- **PROBLEM TO WORK ON**
Below are records. Copy every line with "mundo" in it.

- **GIVEN DATA**
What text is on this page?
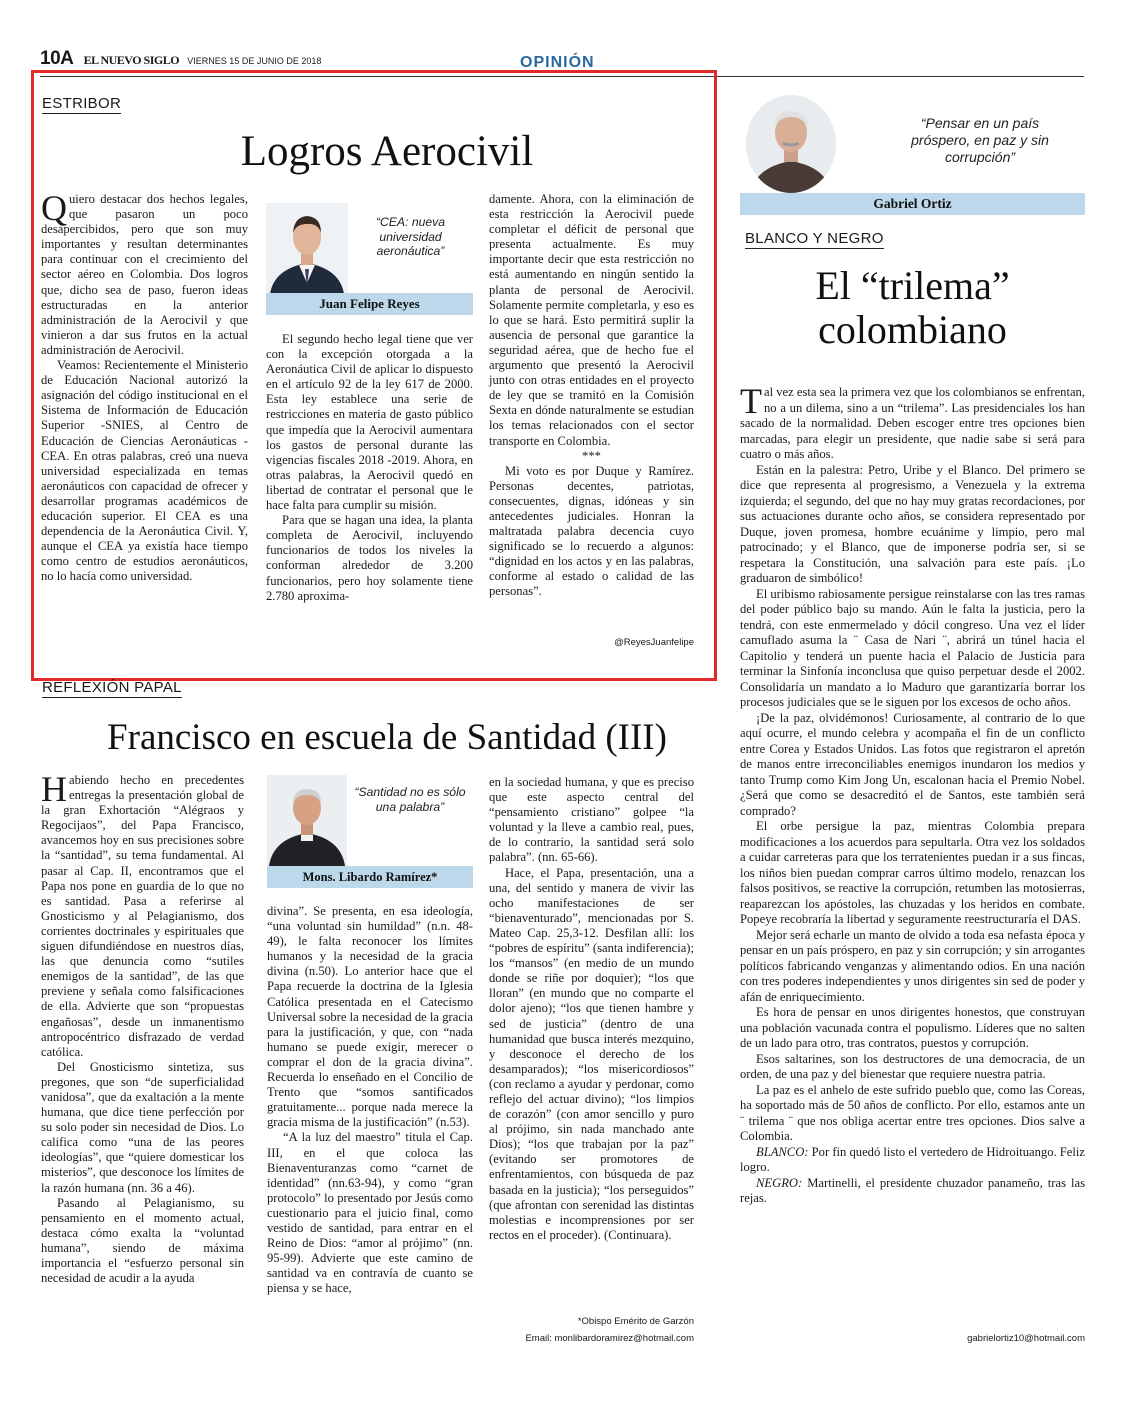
10A EL NUEVO SIGLO VIERNES 15 DE JUNIO DE 2018	OPINIÓN
ESTRIBOR
Logros Aerocivil

Quiero destacar dos hechos legales, que pasaron un poco desapercibidos, pero que son muy importantes y resultan determinantes para continuar con el crecimiento del sector aéreo en Colombia. Dos logros que, dicho sea de paso, fueron ideas estructuradas en la anterior administración de la Aerocivil y que vinieron a dar sus frutos en la actual administración de Aerocivil.

Veamos: Recientemente el Ministerio de Educación Nacional autorizó la asignación del código institucional en el Sistema de Información de Educación Superior -SNIES, al Centro de Educación de Ciencias Aeronáuticas -CEA. En otras palabras, creó una nueva universidad especializada en temas aeronáuticos con capacidad de ofrecer y desarrollar programas académicos de educación superior. El CEA es una dependencia de la Aeronáutica Civil. Y, aunque el CEA ya existía hace tiempo como centro de estudios aeronáuticos, no lo hacía como universidad.

“CEA: nueva universidad aeronáutica”
Juan Felipe Reyes

El segundo hecho legal tiene que ver con la excepción otorgada a la Aeronáutica Civil de aplicar lo dispuesto en el artículo 92 de la ley 617 de 2000. Esta ley establece una serie de restricciones en materia de gasto público que impedía que la Aerocivil aumentara los gastos de personal durante las vigencias fiscales 2018 -2019. Ahora, en otras palabras, la Aerocivil quedó en libertad de contratar el personal que le hace falta para cumplir su misión.

Para que se hagan una idea, la planta completa de Aerocivil, incluyendo funcionarios de todos los niveles la conforman alrededor de 3.200 funcionarios, pero hoy solamente tiene 2.780 aproxima-

damente. Ahora, con la eliminación de esta restricción la Aerocivil puede completar el déficit de personal que presenta actualmente. Es muy importante decir que esta restricción no está aumentando en ningún sentido la planta de personal de Aerocivil. Solamente permite completarla, y eso es lo que se hará. Esto permitirá suplir la ausencia de personal que garantice la seguridad aérea, que de hecho fue el argumento que presentó la Aerocivil junto con otras entidades en el proyecto de ley que se tramitó en la Comisión Sexta en dónde naturalmente se estudian los temas relacionados con el sector transporte en Colombia.

***

Mi voto es por Duque y Ramírez. Personas decentes, patriotas, consecuentes, dignas, idóneas y sin antecedentes judiciales. Honran la maltratada palabra decencia cuyo significado se lo recuerdo a algunos: “dignidad en los actos y en las palabras, conforme al estado o calidad de las personas”.

@ReyesJuanfelipe
REFLEXIÓN PAPAL
Francisco en escuela de Santidad (III)

Habiendo hecho en precedentes entregas la presentación global de la gran Exhortación “Alégraos y Regocijaos”, del Papa Francisco, avancemos hoy en sus precisiones sobre la “santidad”, su tema fundamental. Al pasar al Cap. II, encontramos que el Papa nos pone en guardia de lo que no es santidad. Pasa a referirse al Gnosticismo y al Pelagianismo, dos corrientes doctrinales y espirituales que siguen difundiéndose en nuestros días, las que denuncia como “sutiles enemigos de la santidad”, de las que previene y señala como falsificaciones de ella. Advierte que son “propuestas engañosas”, desde un inmanentismo antropocéntrico disfrazado de verdad católica.

Del Gnosticismo sintetiza, sus pregones, que son “de superficialidad vanidosa”, que da exaltación a la mente humana, que dice tiene perfección por su solo poder sin necesidad de Dios. Lo califica como “una de las peores ideologías”, que “quiere domesticar los misterios”, que desconoce los límites de la razón humana (nn. 36 a 46).

Pasando al Pelagianismo, su pensamiento en el momento actual, destaca cómo exalta la “voluntad humana”, siendo de máxima importancia el “esfuerzo personal sin necesidad de acudir a la ayuda

“Santidad no es sólo una palabra”
Mons. Libardo Ramírez*

divina”. Se presenta, en esa ideología, “una voluntad sin humildad” (n.n. 48-49), le falta reconocer los límites humanos y la necesidad de la gracia divina (n.50). Lo anterior hace que el Papa recuerde la doctrina de la Iglesia Católica presentada en el Catecismo Universal sobre la necesidad de la gracia para la justificación, y que, con “nada humano se puede exigir, merecer o comprar el don de la gracia divina”. Recuerda lo enseñado en el Concilio de Trento que “somos santificados gratuitamente... porque nada merece la gracia misma de la justificación” (n.53).

“A la luz del maestro” titula el Cap. III, en el que coloca las Bienaventuranzas como “carnet de identidad” (nn.63-94), y como “gran protocolo” lo presentado por Jesús como cuestionario para el juicio final, como vestido de santidad, para entrar en el Reino de Dios: “amor al prójimo” (nn. 95-99). Advierte que este camino de santidad va en contravía de cuanto se piensa y se hace,

en la sociedad humana, y que es preciso que este aspecto central del “pensamiento cristiano” golpee “la voluntad y la lleve a cambio real, pues, de lo contrario, la santidad será solo palabra”. (nn. 65-66).

Hace, el Papa, presentación, una a una, del sentido y manera de vivir las ocho manifestaciones de ser “bienaventurado”, mencionadas por S. Mateo Cap. 25,3-12. Desfilan allí: los “pobres de espíritu” (santa indiferencia); los “mansos” (en medio de un mundo donde se riñe por doquier); “los que lloran” (en mundo que no comparte el dolor ajeno); “los que tienen hambre y sed de justicia” (dentro de una humanidad que busca interés mezquino, y desconoce el derecho de los desamparados); “los misericordiosos” (con reclamo a ayudar y perdonar, como reflejo del actuar divino); “los limpios de corazón” (con amor sencillo y puro al prójimo, sin nada manchado ante Dios); “los que trabajan por la paz” (evitando ser promotores de enfrentamientos, con búsqueda de paz basada en la justicia); “los perseguidos” (que afrontan con serenidad las distintas molestias e incomprensiones por ser rectos en el proceder). (Continuara).

*Obispo Emérito de Garzón
Email: monlibardoramirez@hotmail.com
“Pensar en un país próspero, en paz y sin corrupción”
Gabriel Ortiz
BLANCO Y NEGRO
El “trilema”
colombiano

Tal vez esta sea la primera vez que los colombianos se enfrentan, no a un dilema, sino a un “trilema”. Las presidenciales los han sacado de la normalidad. Deben escoger entre tres opciones bien marcadas, para elegir un presidente, que nadie sabe si será para cuatro o más años.

Están en la palestra: Petro, Uribe y el Blanco. Del primero se dice que representa al progresismo, a Venezuela y la extrema izquierda; el segundo, del que no hay muy gratas recordaciones, por sus actuaciones durante ocho años, se considera representado por Duque, joven promesa, hombre ecuánime y limpio, pero mal patrocinado; y el Blanco, que de imponerse podría ser, si se respetara la Constitución, una salvación para este país. ¡Lo graduaron de simbólico!

El uribismo rabiosamente persigue reinstalarse con las tres ramas del poder público bajo su mando. Aún le falta la justicia, pero la tendrá, con este enmermelado y dócil congreso. Una vez el líder camuflado asuma la ¨ Casa de Nari ¨, abrirá un túnel hacia el Capitolio y tenderá un puente hacia el Palacio de Justicia para terminar la Sinfonía inconclusa que quiso perpetuar desde el 2002. Consolidaría un mandato a lo Maduro que garantizaría borrar los procesos judiciales que se le siguen por los excesos de ocho años.

¡De la paz, olvidémonos! Curiosamente, al contrario de lo que aquí ocurre, el mundo celebra y acompaña el fin de un conflicto entre Corea y Estados Unidos. Las fotos que registraron el apretón de manos entre irreconciliables enemigos inundaron los medios y tanto Trump como Kim Jong Un, escalonan hacia el Premio Nobel. ¿Será que como se desacreditó el de Santos, este también será comprado?

El orbe persigue la paz, mientras Colombia prepara modificaciones a los acuerdos para sepultarla. Otra vez los soldados a cuidar carreteras para que los terratenientes puedan ir a sus fincas, los niños bien puedan comprar carros último modelo, renazcan los falsos positivos, se reactive la corrupción, retumben las motosierras, reaparezcan los apóstoles, las chuzadas y los heridos en combate. Popeye recobraría la libertad y seguramente reestructuraría el DAS.

Mejor será echarle un manto de olvido a toda esa nefasta época y pensar en un país próspero, en paz y sin corrupción; y sin arrogantes políticos fabricando venganzas y alimentando odios. En una nación con tres poderes independientes y unos dirigentes sin sed de poder y afán de enriquecimiento.

Es hora de pensar en unos dirigentes honestos, que construyan una población vacunada contra el populismo. Líderes que no salten de un lado para otro, tras contratos, puestos y corrupción.

Esos saltarines, son los destructores de una democracia, de un orden, de una paz y del bienestar que requiere nuestra patria.

La paz es el anhelo de este sufrido pueblo que, como las Coreas, ha soportado más de 50 años de conflicto. Por ello, estamos ante un ¨ trilema ¨ que nos obliga acertar entre tres opciones. Dios salve a Colombia.

BLANCO: Por fin quedó listo el vertedero de Hidroituango. Feliz logro.

NEGRO: Martinelli, el presidente chuzador panameño, tras las rejas.

gabrielortiz10@hotmail.com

- **TASK OUTPUT**
Hace, el Papa, presentación, una a una, del sentido y manera de vivir las ocho manifestaciones de ser “bienaventurado”, mencionadas por S. Mateo Cap. 25,3-12. Desfilan allí: los “pobres de espíritu” (santa indiferencia); los “mansos” (en medio de un mundo donde se riñe por doquier); “los que lloran” (en mundo que no comparte el dolor ajeno); “los que tienen hambre y sed de justicia” (dentro de una humanidad que busca interés mezquino, y desconoce el derecho de los desamparados); “los misericordiosos” (con reclamo a ayudar y perdonar, como reflejo del actuar divino); “los limpios de corazón” (con amor sencillo y puro al prójimo, sin nada manchado ante Dios); “los que trabajan por la paz” (evitando ser promotores de enfrentamientos, con búsqueda de paz basada en la justicia); “los perseguidos” (que afrontan con serenidad las distintas molestias e incomprensiones por ser rectos en el proceder). (Continuara).
¡De la paz, olvidémonos! Curiosamente, al contrario de lo que aquí ocurre, el mundo celebra y acompaña el fin de un conflicto entre Corea y Estados Unidos. Las fotos que registraron el apretón de manos entre irreconciliables enemigos inundaron los medios y tanto Trump como Kim Jong Un, escalonan hacia el Premio Nobel. ¿Será que como se desacreditó el de Santos, este también será comprado?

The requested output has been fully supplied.